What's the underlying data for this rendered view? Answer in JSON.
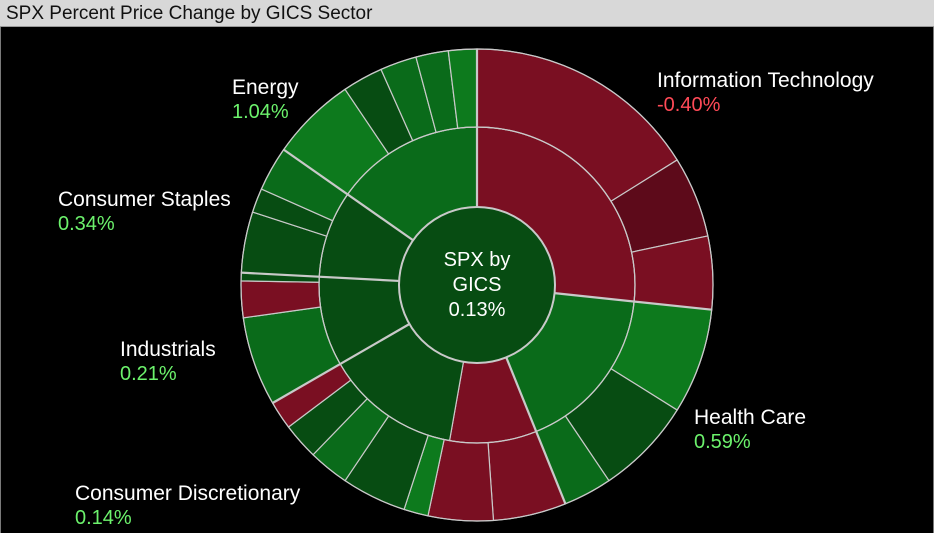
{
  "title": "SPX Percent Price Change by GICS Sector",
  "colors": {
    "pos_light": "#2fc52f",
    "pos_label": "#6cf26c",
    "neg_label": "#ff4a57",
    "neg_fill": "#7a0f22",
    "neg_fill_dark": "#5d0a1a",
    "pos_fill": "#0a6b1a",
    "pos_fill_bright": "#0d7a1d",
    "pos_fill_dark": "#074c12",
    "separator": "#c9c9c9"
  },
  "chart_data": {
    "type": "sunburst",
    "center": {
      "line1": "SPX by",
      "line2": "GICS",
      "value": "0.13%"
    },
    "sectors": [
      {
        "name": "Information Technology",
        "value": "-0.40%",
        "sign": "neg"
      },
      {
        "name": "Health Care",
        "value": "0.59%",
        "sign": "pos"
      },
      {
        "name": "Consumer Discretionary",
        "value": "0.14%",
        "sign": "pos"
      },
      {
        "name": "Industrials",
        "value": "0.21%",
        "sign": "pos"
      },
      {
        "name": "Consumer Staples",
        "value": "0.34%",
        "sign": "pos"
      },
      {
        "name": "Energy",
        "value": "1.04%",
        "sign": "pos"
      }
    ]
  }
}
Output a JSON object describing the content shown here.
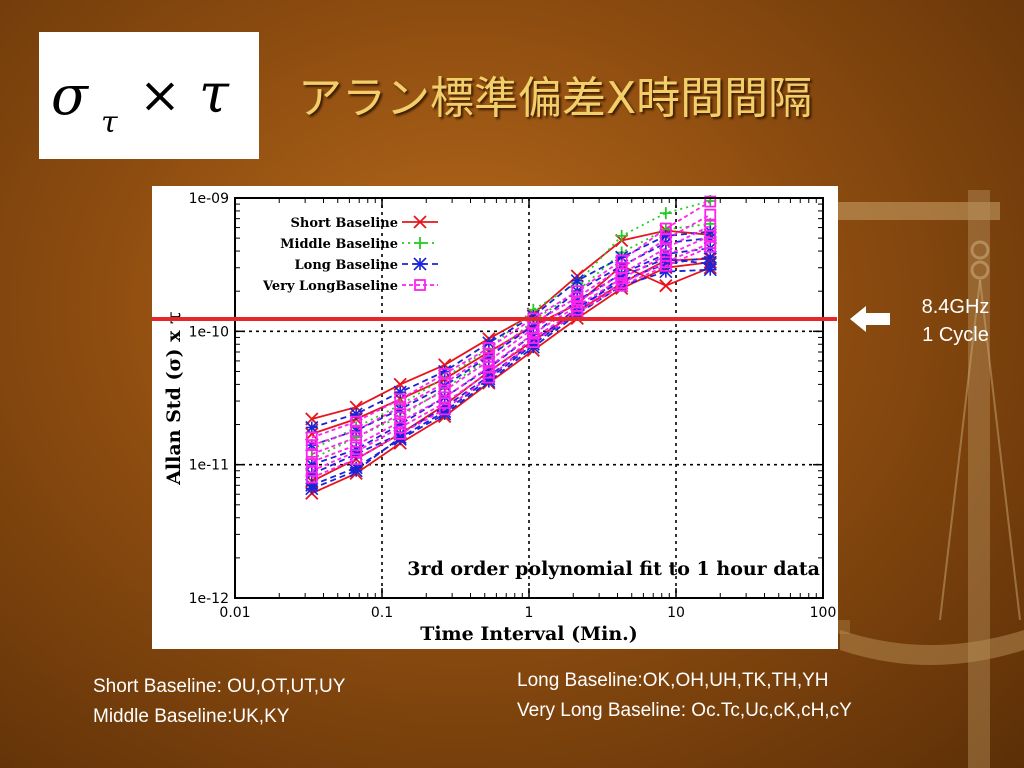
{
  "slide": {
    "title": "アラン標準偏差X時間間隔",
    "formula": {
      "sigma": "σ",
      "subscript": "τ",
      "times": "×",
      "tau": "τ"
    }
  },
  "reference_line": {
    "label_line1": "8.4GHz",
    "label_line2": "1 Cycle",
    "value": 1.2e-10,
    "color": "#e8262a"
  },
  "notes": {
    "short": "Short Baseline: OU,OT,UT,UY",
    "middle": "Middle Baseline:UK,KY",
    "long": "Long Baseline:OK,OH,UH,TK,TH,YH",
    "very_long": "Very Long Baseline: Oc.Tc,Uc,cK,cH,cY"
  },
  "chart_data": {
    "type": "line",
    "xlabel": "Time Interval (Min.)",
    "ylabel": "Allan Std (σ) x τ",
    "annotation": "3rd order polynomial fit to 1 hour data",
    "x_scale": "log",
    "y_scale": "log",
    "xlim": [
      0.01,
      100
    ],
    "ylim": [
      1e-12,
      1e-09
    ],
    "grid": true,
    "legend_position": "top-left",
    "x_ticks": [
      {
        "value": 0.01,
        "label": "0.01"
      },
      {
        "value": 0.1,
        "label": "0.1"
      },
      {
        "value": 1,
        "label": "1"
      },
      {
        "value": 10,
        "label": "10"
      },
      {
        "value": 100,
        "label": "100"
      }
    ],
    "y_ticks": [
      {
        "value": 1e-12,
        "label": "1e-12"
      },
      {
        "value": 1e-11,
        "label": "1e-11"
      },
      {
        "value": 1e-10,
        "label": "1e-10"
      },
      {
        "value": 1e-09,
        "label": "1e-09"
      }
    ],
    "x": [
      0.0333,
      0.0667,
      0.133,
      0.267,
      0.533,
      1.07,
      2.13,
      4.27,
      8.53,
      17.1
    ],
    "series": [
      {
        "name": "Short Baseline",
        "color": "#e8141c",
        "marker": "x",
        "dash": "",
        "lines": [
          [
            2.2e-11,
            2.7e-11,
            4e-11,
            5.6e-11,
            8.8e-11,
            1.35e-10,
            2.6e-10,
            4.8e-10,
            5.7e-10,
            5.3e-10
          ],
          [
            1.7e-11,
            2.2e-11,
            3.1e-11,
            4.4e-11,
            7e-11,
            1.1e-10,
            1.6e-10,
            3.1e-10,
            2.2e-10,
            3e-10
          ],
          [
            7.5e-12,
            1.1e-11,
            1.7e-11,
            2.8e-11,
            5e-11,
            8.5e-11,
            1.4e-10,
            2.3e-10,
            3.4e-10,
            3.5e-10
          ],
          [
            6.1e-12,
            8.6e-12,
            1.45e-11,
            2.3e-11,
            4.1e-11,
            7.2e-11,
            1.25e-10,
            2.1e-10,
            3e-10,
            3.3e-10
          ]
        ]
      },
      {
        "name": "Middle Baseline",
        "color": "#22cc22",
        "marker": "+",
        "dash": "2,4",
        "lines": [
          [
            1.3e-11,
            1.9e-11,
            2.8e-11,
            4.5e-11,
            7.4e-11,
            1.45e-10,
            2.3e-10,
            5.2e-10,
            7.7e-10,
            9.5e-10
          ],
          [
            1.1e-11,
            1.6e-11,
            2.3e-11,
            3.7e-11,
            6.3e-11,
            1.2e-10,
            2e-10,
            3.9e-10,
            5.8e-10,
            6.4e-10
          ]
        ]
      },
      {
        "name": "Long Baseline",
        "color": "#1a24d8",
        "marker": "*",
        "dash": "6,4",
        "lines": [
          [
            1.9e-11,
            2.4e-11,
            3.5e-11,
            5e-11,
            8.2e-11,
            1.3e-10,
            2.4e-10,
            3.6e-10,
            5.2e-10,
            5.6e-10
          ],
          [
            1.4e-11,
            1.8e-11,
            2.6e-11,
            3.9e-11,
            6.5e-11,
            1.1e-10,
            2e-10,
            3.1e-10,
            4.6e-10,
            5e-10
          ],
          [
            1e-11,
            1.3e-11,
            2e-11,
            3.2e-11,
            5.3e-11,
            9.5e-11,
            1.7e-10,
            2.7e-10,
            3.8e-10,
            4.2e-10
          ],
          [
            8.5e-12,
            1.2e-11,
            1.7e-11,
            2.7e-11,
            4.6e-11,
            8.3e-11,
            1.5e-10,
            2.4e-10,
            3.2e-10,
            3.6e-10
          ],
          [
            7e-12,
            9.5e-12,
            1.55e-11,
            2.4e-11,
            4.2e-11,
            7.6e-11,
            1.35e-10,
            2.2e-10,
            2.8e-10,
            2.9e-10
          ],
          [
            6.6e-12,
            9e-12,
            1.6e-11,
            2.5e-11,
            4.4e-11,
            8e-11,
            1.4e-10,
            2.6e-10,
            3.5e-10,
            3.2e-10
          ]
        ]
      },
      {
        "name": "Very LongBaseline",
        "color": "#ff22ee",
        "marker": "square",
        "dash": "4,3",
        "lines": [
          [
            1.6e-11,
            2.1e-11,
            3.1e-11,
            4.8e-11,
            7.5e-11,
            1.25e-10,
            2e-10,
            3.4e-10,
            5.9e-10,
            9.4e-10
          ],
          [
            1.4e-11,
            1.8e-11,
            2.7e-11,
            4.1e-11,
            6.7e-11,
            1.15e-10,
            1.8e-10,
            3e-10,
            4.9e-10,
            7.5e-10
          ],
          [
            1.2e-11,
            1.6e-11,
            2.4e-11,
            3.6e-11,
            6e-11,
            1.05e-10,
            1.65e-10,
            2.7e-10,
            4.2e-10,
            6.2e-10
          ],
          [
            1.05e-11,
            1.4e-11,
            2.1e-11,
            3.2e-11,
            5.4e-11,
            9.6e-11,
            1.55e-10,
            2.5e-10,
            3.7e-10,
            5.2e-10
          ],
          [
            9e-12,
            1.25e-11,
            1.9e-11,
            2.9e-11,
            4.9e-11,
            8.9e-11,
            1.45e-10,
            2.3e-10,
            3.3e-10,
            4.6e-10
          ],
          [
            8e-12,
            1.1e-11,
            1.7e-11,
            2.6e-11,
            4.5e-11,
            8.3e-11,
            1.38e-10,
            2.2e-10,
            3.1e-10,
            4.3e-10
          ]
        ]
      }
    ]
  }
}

(Description of the task) Transcribe each entry above exactly, apart from the pictures.

(Written response)
What's the underlying data for this rendered view? Answer in JSON.
{
  "title": "SPX Percent Price Change by GICS Sector",
  "colors": {
    "pos_light": "#2fc52f",
    "pos_label": "#6cf26c",
    "neg_label": "#ff4a57",
    "neg_fill": "#7a0f22",
    "neg_fill_dark": "#5d0a1a",
    "pos_fill": "#0a6b1a",
    "pos_fill_bright": "#0d7a1d",
    "pos_fill_dark": "#074c12",
    "separator": "#c9c9c9"
  },
  "chart_data": {
    "type": "sunburst",
    "center": {
      "line1": "SPX by",
      "line2": "GICS",
      "value": "0.13%"
    },
    "sectors": [
      {
        "name": "Information Technology",
        "value": "-0.40%",
        "sign": "neg"
      },
      {
        "name": "Health Care",
        "value": "0.59%",
        "sign": "pos"
      },
      {
        "name": "Consumer Discretionary",
        "value": "0.14%",
        "sign": "pos"
      },
      {
        "name": "Industrials",
        "value": "0.21%",
        "sign": "pos"
      },
      {
        "name": "Consumer Staples",
        "value": "0.34%",
        "sign": "pos"
      },
      {
        "name": "Energy",
        "value": "1.04%",
        "sign": "pos"
      }
    ]
  }
}
Output a JSON object describing the content shown here.
{
  "slide": {
    "title": "アラン標準偏差X時間間隔",
    "formula": {
      "sigma": "σ",
      "subscript": "τ",
      "times": "×",
      "tau": "τ"
    }
  },
  "reference_line": {
    "label_line1": "8.4GHz",
    "label_line2": "1 Cycle",
    "value": 1.2e-10,
    "color": "#e8262a"
  },
  "notes": {
    "short": "Short Baseline: OU,OT,UT,UY",
    "middle": "Middle Baseline:UK,KY",
    "long": "Long Baseline:OK,OH,UH,TK,TH,YH",
    "very_long": "Very Long Baseline: Oc.Tc,Uc,cK,cH,cY"
  },
  "chart_data": {
    "type": "line",
    "xlabel": "Time Interval (Min.)",
    "ylabel": "Allan Std (σ) x τ",
    "annotation": "3rd order polynomial fit to 1 hour data",
    "x_scale": "log",
    "y_scale": "log",
    "xlim": [
      0.01,
      100
    ],
    "ylim": [
      1e-12,
      1e-09
    ],
    "grid": true,
    "legend_position": "top-left",
    "x_ticks": [
      {
        "value": 0.01,
        "label": "0.01"
      },
      {
        "value": 0.1,
        "label": "0.1"
      },
      {
        "value": 1,
        "label": "1"
      },
      {
        "value": 10,
        "label": "10"
      },
      {
        "value": 100,
        "label": "100"
      }
    ],
    "y_ticks": [
      {
        "value": 1e-12,
        "label": "1e-12"
      },
      {
        "value": 1e-11,
        "label": "1e-11"
      },
      {
        "value": 1e-10,
        "label": "1e-10"
      },
      {
        "value": 1e-09,
        "label": "1e-09"
      }
    ],
    "x": [
      0.0333,
      0.0667,
      0.133,
      0.267,
      0.533,
      1.07,
      2.13,
      4.27,
      8.53,
      17.1
    ],
    "series": [
      {
        "name": "Short Baseline",
        "color": "#e8141c",
        "marker": "x",
        "dash": "",
        "lines": [
          [
            2.2e-11,
            2.7e-11,
            4e-11,
            5.6e-11,
            8.8e-11,
            1.35e-10,
            2.6e-10,
            4.8e-10,
            5.7e-10,
            5.3e-10
          ],
          [
            1.7e-11,
            2.2e-11,
            3.1e-11,
            4.4e-11,
            7e-11,
            1.1e-10,
            1.6e-10,
            3.1e-10,
            2.2e-10,
            3e-10
          ],
          [
            7.5e-12,
            1.1e-11,
            1.7e-11,
            2.8e-11,
            5e-11,
            8.5e-11,
            1.4e-10,
            2.3e-10,
            3.4e-10,
            3.5e-10
          ],
          [
            6.1e-12,
            8.6e-12,
            1.45e-11,
            2.3e-11,
            4.1e-11,
            7.2e-11,
            1.25e-10,
            2.1e-10,
            3e-10,
            3.3e-10
          ]
        ]
      },
      {
        "name": "Middle Baseline",
        "color": "#22cc22",
        "marker": "+",
        "dash": "2,4",
        "lines": [
          [
            1.3e-11,
            1.9e-11,
            2.8e-11,
            4.5e-11,
            7.4e-11,
            1.45e-10,
            2.3e-10,
            5.2e-10,
            7.7e-10,
            9.5e-10
          ],
          [
            1.1e-11,
            1.6e-11,
            2.3e-11,
            3.7e-11,
            6.3e-11,
            1.2e-10,
            2e-10,
            3.9e-10,
            5.8e-10,
            6.4e-10
          ]
        ]
      },
      {
        "name": "Long Baseline",
        "color": "#1a24d8",
        "marker": "*",
        "dash": "6,4",
        "lines": [
          [
            1.9e-11,
            2.4e-11,
            3.5e-11,
            5e-11,
            8.2e-11,
            1.3e-10,
            2.4e-10,
            3.6e-10,
            5.2e-10,
            5.6e-10
          ],
          [
            1.4e-11,
            1.8e-11,
            2.6e-11,
            3.9e-11,
            6.5e-11,
            1.1e-10,
            2e-10,
            3.1e-10,
            4.6e-10,
            5e-10
          ],
          [
            1e-11,
            1.3e-11,
            2e-11,
            3.2e-11,
            5.3e-11,
            9.5e-11,
            1.7e-10,
            2.7e-10,
            3.8e-10,
            4.2e-10
          ],
          [
            8.5e-12,
            1.2e-11,
            1.7e-11,
            2.7e-11,
            4.6e-11,
            8.3e-11,
            1.5e-10,
            2.4e-10,
            3.2e-10,
            3.6e-10
          ],
          [
            7e-12,
            9.5e-12,
            1.55e-11,
            2.4e-11,
            4.2e-11,
            7.6e-11,
            1.35e-10,
            2.2e-10,
            2.8e-10,
            2.9e-10
          ],
          [
            6.6e-12,
            9e-12,
            1.6e-11,
            2.5e-11,
            4.4e-11,
            8e-11,
            1.4e-10,
            2.6e-10,
            3.5e-10,
            3.2e-10
          ]
        ]
      },
      {
        "name": "Very LongBaseline",
        "color": "#ff22ee",
        "marker": "square",
        "dash": "4,3",
        "lines": [
          [
            1.6e-11,
            2.1e-11,
            3.1e-11,
            4.8e-11,
            7.5e-11,
            1.25e-10,
            2e-10,
            3.4e-10,
            5.9e-10,
            9.4e-10
          ],
          [
            1.4e-11,
            1.8e-11,
            2.7e-11,
            4.1e-11,
            6.7e-11,
            1.15e-10,
            1.8e-10,
            3e-10,
            4.9e-10,
            7.5e-10
          ],
          [
            1.2e-11,
            1.6e-11,
            2.4e-11,
            3.6e-11,
            6e-11,
            1.05e-10,
            1.65e-10,
            2.7e-10,
            4.2e-10,
            6.2e-10
          ],
          [
            1.05e-11,
            1.4e-11,
            2.1e-11,
            3.2e-11,
            5.4e-11,
            9.6e-11,
            1.55e-10,
            2.5e-10,
            3.7e-10,
            5.2e-10
          ],
          [
            9e-12,
            1.25e-11,
            1.9e-11,
            2.9e-11,
            4.9e-11,
            8.9e-11,
            1.45e-10,
            2.3e-10,
            3.3e-10,
            4.6e-10
          ],
          [
            8e-12,
            1.1e-11,
            1.7e-11,
            2.6e-11,
            4.5e-11,
            8.3e-11,
            1.38e-10,
            2.2e-10,
            3.1e-10,
            4.3e-10
          ]
        ]
      }
    ]
  }
}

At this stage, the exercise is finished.